### Work required
Copy nothing but the part that opens with the line containing "Transcribe this chart's" and closes with the line containing "Read all visible content and emit it as JSON.". Do not include pictures.

### Dataset content

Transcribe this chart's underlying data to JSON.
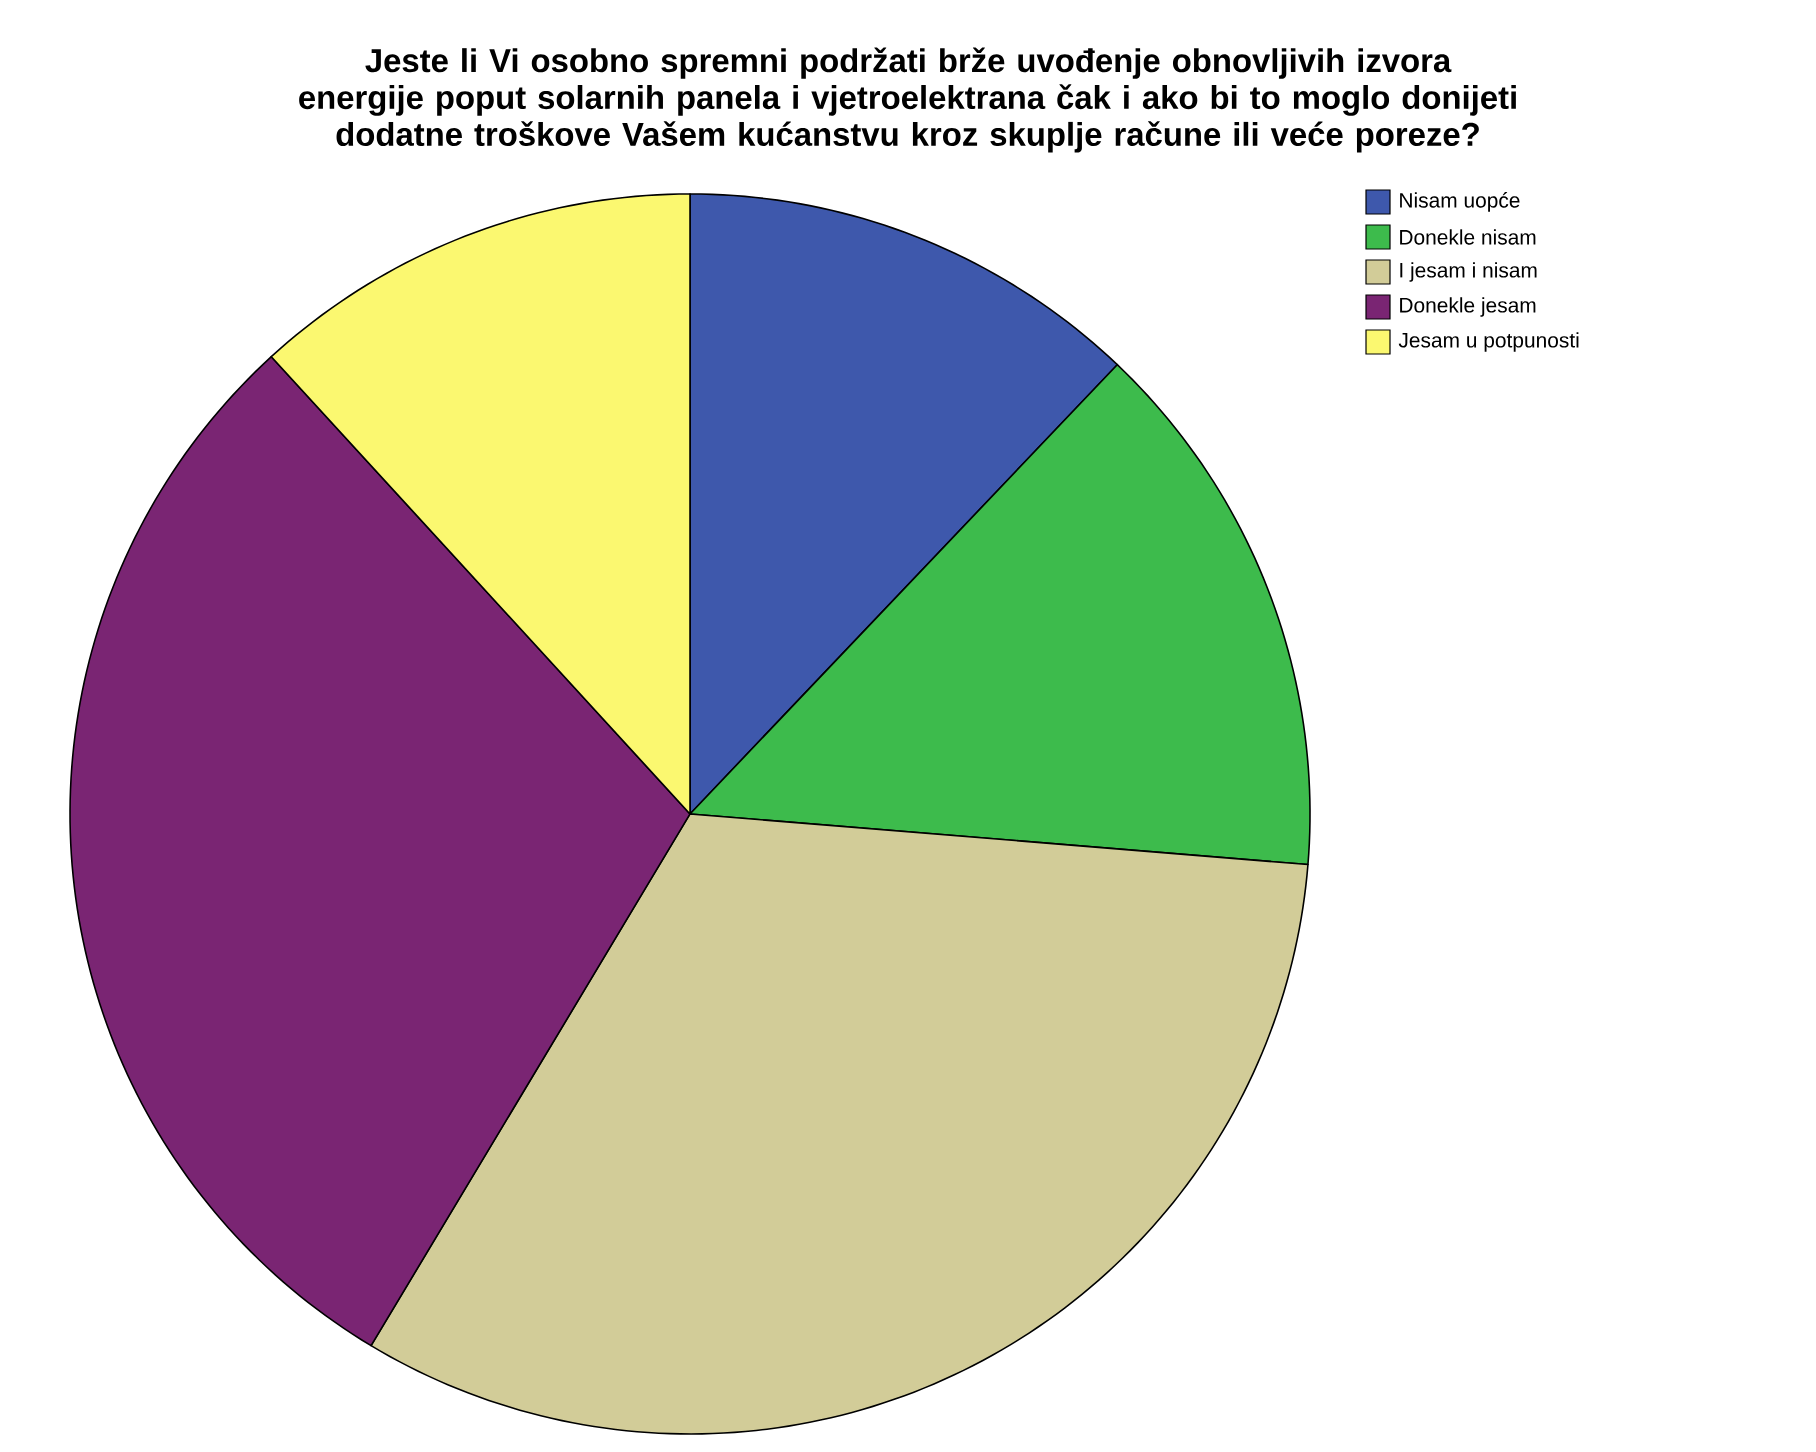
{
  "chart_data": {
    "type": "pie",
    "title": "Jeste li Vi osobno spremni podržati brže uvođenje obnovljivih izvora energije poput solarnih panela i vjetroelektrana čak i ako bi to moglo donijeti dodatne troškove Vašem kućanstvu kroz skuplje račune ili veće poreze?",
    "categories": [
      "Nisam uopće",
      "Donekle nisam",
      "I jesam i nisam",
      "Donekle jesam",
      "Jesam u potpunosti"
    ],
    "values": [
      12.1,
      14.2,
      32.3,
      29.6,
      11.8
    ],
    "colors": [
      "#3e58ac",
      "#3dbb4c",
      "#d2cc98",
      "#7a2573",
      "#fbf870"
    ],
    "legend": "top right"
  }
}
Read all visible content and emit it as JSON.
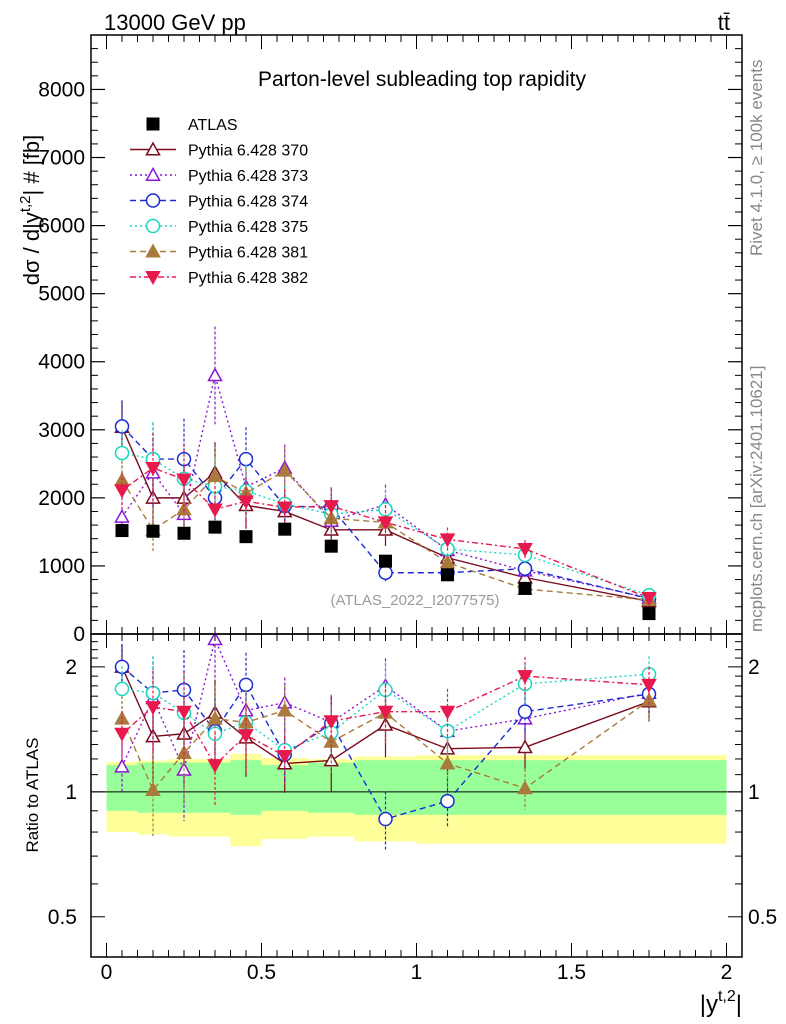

* * *

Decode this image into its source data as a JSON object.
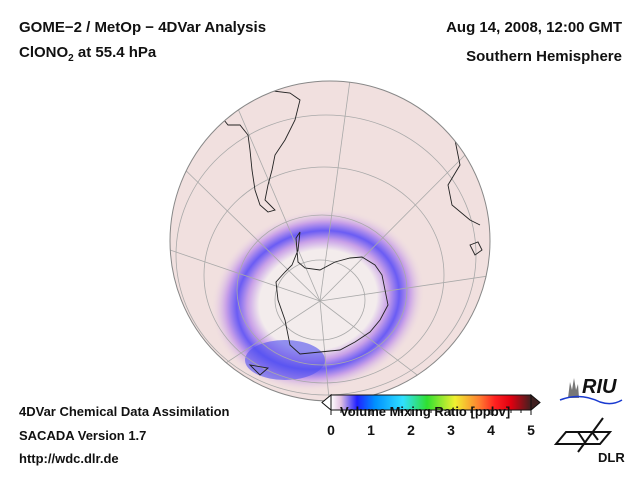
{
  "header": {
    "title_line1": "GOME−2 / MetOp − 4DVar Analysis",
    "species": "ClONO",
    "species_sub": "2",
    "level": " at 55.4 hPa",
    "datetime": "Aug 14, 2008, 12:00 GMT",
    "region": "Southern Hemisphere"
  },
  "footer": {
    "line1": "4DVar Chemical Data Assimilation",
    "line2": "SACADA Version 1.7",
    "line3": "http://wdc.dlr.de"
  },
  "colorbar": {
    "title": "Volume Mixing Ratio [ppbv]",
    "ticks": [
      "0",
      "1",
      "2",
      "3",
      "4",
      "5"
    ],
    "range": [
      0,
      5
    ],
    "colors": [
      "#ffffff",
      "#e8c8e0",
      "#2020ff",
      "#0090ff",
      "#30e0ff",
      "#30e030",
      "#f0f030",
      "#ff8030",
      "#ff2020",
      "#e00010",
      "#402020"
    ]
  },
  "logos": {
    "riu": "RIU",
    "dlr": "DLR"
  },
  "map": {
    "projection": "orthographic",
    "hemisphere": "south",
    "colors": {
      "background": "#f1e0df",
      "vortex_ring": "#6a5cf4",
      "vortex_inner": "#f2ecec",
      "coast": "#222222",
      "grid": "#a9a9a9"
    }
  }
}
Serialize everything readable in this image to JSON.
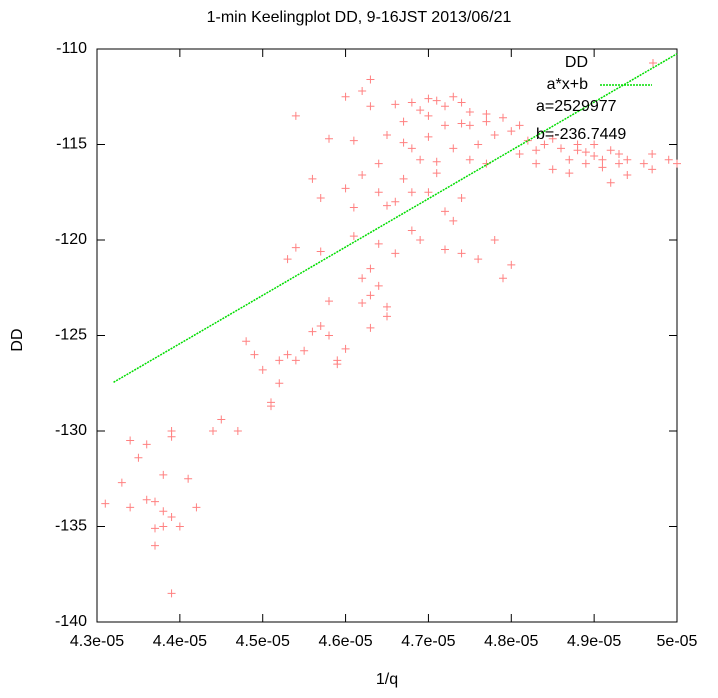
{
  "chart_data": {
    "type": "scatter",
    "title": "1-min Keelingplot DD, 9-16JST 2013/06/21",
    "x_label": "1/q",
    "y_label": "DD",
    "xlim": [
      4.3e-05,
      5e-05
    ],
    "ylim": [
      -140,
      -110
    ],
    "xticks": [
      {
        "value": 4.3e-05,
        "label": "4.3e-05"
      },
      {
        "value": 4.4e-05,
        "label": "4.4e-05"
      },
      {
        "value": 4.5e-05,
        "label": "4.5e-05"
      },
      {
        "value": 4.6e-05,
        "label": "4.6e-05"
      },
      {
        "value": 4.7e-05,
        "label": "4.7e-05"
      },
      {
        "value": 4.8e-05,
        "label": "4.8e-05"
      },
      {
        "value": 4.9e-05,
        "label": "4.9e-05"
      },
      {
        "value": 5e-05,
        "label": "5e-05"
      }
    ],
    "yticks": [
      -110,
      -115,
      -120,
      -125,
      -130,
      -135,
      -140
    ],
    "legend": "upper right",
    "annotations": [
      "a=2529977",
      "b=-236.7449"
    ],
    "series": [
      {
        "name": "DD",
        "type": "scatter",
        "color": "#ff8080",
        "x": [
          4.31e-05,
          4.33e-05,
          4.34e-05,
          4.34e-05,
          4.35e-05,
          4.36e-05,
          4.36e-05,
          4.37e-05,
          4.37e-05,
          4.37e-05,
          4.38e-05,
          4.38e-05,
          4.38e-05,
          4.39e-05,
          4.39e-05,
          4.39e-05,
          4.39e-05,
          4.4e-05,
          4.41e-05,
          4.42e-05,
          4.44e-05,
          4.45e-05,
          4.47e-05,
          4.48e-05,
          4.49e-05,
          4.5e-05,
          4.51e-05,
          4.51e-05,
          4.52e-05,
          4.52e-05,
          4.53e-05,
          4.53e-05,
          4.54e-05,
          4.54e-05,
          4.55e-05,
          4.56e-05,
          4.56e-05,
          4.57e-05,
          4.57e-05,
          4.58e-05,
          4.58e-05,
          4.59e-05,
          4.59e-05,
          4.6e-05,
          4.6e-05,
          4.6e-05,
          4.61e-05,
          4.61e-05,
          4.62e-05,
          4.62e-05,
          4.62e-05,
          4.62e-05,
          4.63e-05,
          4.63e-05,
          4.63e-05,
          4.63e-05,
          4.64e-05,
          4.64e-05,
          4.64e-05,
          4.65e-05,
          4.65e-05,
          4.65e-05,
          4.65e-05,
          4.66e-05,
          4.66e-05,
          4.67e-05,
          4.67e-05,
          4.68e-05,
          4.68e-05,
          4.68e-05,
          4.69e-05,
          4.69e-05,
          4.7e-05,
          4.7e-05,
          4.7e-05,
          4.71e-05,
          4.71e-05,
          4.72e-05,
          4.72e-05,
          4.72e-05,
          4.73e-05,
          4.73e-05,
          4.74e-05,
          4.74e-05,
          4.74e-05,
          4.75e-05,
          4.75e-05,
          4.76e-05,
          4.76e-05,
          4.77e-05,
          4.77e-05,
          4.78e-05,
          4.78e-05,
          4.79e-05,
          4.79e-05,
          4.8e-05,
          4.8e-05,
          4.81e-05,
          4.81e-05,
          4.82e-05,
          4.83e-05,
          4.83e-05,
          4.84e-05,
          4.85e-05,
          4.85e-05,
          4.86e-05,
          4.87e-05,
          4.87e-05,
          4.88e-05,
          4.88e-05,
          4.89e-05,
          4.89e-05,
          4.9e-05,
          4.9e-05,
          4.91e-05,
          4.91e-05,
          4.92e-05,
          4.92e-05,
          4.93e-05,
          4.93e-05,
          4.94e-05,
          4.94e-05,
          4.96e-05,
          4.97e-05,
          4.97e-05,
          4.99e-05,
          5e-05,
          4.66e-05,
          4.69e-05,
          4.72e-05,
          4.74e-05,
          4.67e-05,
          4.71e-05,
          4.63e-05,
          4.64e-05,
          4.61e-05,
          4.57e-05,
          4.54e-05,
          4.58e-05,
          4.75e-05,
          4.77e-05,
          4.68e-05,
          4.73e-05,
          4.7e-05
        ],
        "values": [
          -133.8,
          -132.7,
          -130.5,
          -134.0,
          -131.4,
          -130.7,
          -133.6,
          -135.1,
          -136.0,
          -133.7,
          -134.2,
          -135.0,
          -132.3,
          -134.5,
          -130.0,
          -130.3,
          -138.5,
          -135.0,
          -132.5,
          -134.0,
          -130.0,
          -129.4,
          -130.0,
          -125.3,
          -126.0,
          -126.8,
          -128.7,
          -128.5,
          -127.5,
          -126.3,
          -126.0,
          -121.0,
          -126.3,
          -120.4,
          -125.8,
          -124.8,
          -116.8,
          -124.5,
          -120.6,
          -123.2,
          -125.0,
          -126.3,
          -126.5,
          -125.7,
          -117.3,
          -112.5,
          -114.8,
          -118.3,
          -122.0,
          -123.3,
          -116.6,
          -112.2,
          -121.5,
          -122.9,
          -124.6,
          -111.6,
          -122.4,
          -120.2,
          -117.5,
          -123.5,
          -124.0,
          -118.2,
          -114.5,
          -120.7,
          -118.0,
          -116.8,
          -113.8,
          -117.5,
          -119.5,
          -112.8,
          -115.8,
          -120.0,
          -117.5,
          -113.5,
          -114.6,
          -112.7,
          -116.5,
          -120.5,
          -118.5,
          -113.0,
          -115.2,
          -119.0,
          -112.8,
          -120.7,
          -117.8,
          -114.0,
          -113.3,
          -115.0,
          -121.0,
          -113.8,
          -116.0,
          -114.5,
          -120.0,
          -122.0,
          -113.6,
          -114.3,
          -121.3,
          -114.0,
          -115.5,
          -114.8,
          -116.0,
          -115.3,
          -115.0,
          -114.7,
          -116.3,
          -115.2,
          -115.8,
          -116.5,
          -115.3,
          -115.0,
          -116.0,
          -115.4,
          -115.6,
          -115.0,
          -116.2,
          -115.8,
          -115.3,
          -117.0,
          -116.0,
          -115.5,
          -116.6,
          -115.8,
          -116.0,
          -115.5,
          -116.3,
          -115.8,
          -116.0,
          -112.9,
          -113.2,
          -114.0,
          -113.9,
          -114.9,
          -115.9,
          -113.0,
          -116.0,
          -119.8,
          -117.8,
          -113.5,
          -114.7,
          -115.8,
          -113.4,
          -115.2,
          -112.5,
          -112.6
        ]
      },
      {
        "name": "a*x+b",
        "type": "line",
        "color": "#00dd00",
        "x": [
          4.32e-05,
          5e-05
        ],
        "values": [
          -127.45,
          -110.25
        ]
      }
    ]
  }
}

### Solution to the exercise
Transcribe this chart's underlying data to JSON.
{
  "chart_data": {
    "type": "pie",
    "title": "Jeste li Vi osobno spremni podržati brže uvođenje obnovljivih izvora energije poput solarnih panela i vjetroelektrana čak i ako bi to moglo donijeti dodatne troškove Vašem kućanstvu kroz skuplje račune ili veće poreze?",
    "categories": [
      "Nisam uopće",
      "Donekle nisam",
      "I jesam i nisam",
      "Donekle jesam",
      "Jesam u potpunosti"
    ],
    "values": [
      12.1,
      14.2,
      32.3,
      29.6,
      11.8
    ],
    "colors": [
      "#3e58ac",
      "#3dbb4c",
      "#d2cc98",
      "#7a2573",
      "#fbf870"
    ],
    "legend": "top right"
  }
}
Read all visible content and emit it as JSON.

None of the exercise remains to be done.